-- Start of Dataset excerpts --

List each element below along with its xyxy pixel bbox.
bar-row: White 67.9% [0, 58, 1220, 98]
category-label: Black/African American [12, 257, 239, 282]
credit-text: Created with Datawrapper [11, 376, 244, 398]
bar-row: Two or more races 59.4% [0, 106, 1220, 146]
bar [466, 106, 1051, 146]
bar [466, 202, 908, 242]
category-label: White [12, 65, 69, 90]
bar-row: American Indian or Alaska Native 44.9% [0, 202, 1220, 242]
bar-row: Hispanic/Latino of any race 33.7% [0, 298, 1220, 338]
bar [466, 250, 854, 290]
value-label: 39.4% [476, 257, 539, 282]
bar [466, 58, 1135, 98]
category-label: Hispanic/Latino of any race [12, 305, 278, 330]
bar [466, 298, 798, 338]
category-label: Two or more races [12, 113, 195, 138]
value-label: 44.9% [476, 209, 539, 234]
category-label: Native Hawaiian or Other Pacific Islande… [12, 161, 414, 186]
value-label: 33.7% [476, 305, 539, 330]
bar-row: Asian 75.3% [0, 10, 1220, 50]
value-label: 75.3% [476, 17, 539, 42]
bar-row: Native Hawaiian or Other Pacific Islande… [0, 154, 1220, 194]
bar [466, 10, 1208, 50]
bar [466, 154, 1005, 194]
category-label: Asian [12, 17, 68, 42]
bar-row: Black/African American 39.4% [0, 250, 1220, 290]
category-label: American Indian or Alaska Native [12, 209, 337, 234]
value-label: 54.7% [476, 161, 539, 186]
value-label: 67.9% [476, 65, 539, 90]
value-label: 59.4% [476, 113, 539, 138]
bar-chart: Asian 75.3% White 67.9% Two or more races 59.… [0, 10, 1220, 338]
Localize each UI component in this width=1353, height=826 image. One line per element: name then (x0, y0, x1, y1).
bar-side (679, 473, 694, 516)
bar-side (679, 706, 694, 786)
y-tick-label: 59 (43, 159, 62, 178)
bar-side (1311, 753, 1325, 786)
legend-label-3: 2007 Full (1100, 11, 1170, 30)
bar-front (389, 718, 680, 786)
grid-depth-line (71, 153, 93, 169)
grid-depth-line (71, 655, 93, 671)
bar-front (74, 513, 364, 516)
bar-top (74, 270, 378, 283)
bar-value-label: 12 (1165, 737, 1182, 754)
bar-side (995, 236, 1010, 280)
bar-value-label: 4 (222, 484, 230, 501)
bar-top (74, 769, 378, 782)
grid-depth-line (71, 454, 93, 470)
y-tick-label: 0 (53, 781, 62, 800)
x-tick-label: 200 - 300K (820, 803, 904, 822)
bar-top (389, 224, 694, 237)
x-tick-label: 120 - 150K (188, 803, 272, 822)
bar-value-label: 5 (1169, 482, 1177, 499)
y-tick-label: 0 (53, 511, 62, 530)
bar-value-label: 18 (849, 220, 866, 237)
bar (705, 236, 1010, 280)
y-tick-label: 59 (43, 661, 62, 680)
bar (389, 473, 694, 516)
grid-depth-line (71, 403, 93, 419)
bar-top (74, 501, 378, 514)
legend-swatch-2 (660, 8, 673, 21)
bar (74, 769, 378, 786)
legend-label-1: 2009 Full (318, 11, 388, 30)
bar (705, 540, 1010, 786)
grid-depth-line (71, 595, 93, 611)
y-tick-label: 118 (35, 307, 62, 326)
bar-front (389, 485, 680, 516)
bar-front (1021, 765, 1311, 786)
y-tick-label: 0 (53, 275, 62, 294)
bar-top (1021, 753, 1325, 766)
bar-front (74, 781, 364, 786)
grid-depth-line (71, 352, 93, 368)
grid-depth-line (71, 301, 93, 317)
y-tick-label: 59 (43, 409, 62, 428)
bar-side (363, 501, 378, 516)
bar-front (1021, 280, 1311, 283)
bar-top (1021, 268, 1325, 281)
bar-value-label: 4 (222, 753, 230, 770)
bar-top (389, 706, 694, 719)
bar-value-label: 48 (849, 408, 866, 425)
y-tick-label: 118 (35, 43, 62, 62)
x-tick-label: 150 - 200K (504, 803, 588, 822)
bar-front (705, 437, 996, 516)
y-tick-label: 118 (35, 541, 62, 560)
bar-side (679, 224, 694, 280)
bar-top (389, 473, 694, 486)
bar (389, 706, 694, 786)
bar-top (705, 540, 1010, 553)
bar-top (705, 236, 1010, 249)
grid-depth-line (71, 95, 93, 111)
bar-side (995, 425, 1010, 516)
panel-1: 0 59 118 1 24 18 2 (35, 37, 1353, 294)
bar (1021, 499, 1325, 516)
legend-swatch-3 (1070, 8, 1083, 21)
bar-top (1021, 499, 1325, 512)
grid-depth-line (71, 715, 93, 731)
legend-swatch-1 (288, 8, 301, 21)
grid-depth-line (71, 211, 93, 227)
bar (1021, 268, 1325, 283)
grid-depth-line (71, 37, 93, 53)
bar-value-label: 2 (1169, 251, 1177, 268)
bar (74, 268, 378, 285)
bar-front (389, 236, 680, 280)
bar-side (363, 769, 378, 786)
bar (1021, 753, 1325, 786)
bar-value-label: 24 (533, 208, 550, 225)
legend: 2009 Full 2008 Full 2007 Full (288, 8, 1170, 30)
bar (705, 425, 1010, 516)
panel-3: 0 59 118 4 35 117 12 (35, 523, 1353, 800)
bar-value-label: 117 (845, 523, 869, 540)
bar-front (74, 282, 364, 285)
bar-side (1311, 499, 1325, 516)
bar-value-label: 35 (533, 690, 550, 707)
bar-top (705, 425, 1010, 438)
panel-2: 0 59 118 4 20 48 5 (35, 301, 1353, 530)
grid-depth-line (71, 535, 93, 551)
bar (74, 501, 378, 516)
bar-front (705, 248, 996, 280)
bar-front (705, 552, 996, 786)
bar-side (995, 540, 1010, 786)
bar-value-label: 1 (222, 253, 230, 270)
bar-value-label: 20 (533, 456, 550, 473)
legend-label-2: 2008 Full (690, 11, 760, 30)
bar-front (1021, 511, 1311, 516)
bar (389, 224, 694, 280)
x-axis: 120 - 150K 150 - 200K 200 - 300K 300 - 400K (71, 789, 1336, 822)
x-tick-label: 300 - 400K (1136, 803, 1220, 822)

-- End of Dataset excerpts --

Rewrite the lines of the entries above as a numbered list, starting at the very first line and ending at the line that contains "category-label: Asian [12, 17, 68, 42]". Leave out any blank lines.

- _Right answer_:
1. List each element below along with its xyxy pixel bbox.
2. bar-row: White 67.9% [0, 58, 1220, 98]
3. category-label: Black/African American [12, 257, 239, 282]
4. credit-text: Created with Datawrapper [11, 376, 244, 398]
5. bar-row: Two or more races 59.4% [0, 106, 1220, 146]
6. bar [466, 106, 1051, 146]
7. bar [466, 202, 908, 242]
8. category-label: White [12, 65, 69, 90]
9. bar-row: American Indian or Alaska Native 44.9% [0, 202, 1220, 242]
10. bar-row: Hispanic/Latino of any race 33.7% [0, 298, 1220, 338]
11. bar [466, 250, 854, 290]
12. value-label: 39.4% [476, 257, 539, 282]
13. bar [466, 58, 1135, 98]
14. category-label: Hispanic/Latino of any race [12, 305, 278, 330]
15. bar [466, 298, 798, 338]
16. category-label: Two or more races [12, 113, 195, 138]
17. value-label: 44.9% [476, 209, 539, 234]
18. category-label: Native Hawaiian or Other Pacific Islande… [12, 161, 414, 186]
19. value-label: 33.7% [476, 305, 539, 330]
20. bar-row: Asian 75.3% [0, 10, 1220, 50]
21. value-label: 75.3% [476, 17, 539, 42]
22. bar-row: Native Hawaiian or Other Pacific Islande… [0, 154, 1220, 194]
23. bar [466, 10, 1208, 50]
24. bar [466, 154, 1005, 194]
25. category-label: Asian [12, 17, 68, 42]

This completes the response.